▶ _Set exercise_
Look through the data below and work out how many lines contain the string "JSON". Give the number alone.

▶ _Supplied records_
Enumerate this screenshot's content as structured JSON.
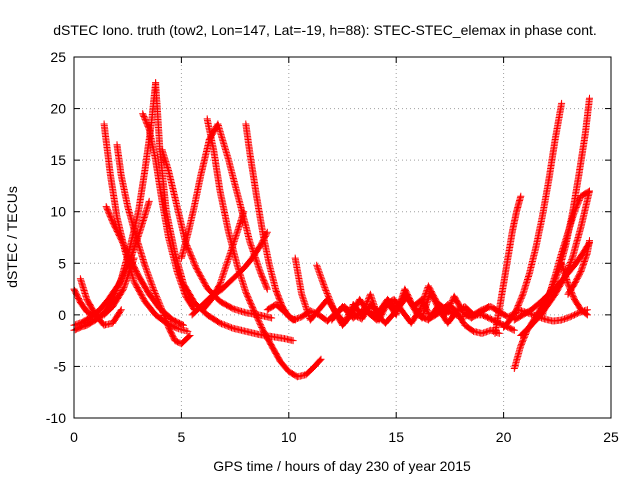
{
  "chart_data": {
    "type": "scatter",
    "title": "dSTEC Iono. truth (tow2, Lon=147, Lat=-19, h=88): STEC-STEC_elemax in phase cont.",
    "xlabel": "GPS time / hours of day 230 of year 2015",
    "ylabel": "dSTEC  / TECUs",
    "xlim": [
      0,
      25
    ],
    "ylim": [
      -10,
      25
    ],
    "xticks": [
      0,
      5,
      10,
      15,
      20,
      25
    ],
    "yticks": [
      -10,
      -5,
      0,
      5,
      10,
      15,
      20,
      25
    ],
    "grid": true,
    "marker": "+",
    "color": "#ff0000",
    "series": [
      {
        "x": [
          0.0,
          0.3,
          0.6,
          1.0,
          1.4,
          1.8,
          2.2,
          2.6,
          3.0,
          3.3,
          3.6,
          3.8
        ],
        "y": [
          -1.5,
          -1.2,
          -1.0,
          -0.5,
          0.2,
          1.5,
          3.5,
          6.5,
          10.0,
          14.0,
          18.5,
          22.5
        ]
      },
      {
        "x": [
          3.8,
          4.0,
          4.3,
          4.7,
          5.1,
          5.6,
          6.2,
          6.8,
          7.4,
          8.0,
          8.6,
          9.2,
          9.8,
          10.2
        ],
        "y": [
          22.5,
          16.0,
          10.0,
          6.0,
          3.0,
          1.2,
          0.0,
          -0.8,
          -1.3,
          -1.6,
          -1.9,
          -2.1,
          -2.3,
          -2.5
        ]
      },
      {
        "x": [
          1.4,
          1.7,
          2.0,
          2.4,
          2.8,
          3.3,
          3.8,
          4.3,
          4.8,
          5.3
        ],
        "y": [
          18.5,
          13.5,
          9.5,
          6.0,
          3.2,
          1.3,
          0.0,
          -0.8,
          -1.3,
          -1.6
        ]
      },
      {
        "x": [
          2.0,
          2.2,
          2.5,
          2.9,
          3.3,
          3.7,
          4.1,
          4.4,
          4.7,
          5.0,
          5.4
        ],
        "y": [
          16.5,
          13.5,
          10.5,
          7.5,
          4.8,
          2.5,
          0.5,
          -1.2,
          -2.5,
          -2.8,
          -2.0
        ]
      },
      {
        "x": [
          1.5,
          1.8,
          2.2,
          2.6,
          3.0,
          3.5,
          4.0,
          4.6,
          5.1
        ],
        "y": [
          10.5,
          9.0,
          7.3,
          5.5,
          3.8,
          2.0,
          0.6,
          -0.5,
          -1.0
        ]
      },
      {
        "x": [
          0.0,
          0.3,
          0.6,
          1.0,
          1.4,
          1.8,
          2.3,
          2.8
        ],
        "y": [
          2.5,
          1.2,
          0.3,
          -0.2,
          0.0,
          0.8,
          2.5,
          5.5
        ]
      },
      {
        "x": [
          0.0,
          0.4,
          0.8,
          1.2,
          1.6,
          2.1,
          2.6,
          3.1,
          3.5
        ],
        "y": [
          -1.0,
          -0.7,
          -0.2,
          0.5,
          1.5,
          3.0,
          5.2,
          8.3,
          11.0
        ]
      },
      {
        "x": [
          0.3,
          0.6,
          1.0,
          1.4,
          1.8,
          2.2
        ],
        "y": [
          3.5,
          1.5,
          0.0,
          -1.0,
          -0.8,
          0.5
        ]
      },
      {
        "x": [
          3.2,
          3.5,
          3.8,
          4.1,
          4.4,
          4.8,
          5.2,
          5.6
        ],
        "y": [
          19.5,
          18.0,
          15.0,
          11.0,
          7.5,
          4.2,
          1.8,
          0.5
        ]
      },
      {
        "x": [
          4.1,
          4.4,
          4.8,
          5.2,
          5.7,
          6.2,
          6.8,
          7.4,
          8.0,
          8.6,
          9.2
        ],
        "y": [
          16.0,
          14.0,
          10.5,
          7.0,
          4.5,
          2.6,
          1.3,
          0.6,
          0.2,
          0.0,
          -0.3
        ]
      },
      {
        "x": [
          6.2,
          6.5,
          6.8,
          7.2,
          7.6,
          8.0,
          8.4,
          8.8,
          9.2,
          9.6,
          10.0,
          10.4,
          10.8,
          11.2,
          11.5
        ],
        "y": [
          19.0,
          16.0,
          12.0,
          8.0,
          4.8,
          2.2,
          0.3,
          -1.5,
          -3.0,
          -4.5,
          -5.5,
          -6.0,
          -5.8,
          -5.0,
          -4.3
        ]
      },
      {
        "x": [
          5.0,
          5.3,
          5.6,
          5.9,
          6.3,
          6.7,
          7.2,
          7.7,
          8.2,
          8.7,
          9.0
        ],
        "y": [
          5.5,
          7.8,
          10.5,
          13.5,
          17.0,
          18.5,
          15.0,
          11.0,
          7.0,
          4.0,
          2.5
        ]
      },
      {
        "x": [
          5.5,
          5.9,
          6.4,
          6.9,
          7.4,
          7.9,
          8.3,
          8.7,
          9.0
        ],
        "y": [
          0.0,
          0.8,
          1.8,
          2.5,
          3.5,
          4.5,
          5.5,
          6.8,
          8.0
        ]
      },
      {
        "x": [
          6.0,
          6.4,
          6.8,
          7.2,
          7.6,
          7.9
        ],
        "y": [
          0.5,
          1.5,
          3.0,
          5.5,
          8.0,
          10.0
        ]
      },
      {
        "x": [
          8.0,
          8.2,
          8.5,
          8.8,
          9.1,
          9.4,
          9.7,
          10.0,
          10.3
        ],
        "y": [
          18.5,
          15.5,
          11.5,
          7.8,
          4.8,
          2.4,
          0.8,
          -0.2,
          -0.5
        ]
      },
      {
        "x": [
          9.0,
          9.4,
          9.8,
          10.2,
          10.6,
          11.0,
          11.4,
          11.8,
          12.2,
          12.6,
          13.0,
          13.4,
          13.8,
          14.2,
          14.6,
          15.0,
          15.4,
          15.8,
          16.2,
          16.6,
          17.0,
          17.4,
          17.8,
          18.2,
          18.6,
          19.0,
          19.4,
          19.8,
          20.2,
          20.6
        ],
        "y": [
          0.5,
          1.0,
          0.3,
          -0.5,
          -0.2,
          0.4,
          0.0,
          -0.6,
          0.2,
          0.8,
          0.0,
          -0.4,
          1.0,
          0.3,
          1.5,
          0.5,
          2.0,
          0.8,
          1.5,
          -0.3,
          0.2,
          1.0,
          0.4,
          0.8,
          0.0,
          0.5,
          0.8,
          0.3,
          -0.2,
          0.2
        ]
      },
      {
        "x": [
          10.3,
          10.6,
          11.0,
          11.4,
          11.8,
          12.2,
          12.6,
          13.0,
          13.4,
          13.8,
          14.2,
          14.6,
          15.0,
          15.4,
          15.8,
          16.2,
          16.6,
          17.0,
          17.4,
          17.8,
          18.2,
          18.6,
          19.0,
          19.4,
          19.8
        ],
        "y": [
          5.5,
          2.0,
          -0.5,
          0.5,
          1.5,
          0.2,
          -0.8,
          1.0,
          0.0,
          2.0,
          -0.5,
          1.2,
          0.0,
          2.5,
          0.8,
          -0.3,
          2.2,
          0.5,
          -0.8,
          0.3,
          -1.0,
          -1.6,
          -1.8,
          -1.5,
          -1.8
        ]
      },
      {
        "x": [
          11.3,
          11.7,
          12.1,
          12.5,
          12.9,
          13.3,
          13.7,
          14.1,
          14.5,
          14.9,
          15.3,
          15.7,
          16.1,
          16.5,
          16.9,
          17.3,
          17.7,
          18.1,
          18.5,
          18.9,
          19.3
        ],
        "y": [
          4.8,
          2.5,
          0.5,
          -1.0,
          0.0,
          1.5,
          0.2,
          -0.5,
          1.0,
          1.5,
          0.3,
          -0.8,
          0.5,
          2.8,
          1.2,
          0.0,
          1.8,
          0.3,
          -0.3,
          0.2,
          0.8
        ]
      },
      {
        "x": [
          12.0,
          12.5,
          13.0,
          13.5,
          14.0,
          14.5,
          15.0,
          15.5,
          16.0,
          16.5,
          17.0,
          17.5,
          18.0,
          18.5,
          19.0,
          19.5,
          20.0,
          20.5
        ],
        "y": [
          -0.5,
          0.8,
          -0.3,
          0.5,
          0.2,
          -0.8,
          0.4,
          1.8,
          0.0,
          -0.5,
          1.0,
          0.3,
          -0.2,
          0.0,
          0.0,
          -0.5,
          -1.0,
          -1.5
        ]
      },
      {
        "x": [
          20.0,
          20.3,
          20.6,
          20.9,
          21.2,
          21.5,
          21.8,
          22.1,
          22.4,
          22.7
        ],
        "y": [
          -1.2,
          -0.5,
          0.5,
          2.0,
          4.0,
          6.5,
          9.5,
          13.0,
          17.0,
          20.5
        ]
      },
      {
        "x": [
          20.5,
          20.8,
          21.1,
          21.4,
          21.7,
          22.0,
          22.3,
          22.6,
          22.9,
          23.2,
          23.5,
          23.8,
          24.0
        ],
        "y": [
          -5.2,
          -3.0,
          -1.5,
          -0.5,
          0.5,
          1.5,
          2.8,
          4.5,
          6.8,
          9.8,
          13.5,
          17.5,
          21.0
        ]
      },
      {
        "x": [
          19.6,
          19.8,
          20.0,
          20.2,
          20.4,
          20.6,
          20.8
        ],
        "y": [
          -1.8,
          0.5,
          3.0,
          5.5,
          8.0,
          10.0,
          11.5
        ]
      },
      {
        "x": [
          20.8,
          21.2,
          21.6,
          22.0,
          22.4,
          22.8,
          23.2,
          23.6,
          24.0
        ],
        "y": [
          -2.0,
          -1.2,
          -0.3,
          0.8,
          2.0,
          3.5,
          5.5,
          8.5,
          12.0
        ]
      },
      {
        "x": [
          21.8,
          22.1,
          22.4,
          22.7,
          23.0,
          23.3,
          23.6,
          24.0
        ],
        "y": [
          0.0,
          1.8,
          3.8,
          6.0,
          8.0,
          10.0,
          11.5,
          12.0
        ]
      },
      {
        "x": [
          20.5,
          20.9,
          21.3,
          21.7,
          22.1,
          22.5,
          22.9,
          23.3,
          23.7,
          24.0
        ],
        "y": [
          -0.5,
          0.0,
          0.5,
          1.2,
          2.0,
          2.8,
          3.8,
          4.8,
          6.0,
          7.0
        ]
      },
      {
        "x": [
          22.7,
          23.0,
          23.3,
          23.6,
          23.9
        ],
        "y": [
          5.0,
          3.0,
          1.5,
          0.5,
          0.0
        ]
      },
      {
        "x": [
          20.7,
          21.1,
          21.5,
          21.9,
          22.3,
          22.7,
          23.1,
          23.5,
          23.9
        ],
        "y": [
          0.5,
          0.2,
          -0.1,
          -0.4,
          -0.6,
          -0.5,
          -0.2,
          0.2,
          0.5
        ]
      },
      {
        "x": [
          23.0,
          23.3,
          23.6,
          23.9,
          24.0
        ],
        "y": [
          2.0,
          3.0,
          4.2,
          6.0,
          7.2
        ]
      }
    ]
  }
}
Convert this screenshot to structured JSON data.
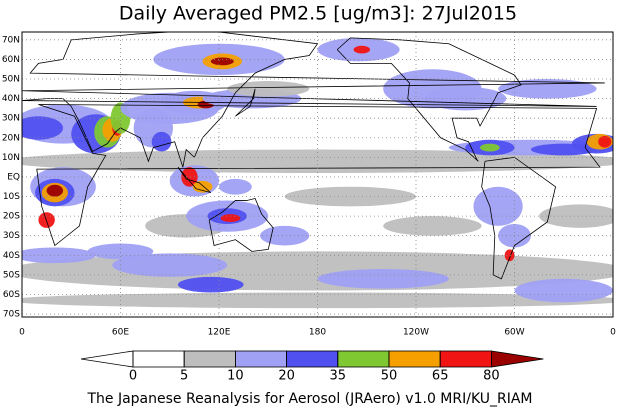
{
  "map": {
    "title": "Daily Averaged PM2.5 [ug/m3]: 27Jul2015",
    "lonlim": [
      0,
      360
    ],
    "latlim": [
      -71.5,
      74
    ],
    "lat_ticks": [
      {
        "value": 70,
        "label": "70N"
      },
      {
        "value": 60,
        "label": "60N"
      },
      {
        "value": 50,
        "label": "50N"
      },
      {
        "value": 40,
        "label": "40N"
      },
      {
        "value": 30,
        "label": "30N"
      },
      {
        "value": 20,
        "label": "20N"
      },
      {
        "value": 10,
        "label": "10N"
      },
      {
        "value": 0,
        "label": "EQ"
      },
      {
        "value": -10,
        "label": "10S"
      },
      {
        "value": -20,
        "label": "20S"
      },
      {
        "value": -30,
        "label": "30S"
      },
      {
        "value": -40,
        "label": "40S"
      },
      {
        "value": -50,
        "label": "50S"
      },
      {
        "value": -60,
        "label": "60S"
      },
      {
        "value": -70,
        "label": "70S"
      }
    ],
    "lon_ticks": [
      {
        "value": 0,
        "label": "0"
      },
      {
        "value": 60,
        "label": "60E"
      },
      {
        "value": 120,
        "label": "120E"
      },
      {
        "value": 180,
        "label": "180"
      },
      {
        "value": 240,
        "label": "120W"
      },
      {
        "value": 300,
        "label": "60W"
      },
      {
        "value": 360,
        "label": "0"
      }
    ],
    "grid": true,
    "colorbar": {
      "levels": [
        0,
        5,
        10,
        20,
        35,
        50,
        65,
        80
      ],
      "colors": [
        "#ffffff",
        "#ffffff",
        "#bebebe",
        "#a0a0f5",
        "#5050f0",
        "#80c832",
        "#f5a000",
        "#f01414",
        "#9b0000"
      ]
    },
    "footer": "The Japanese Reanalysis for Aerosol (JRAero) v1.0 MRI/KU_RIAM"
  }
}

▶ _Response to this task_
2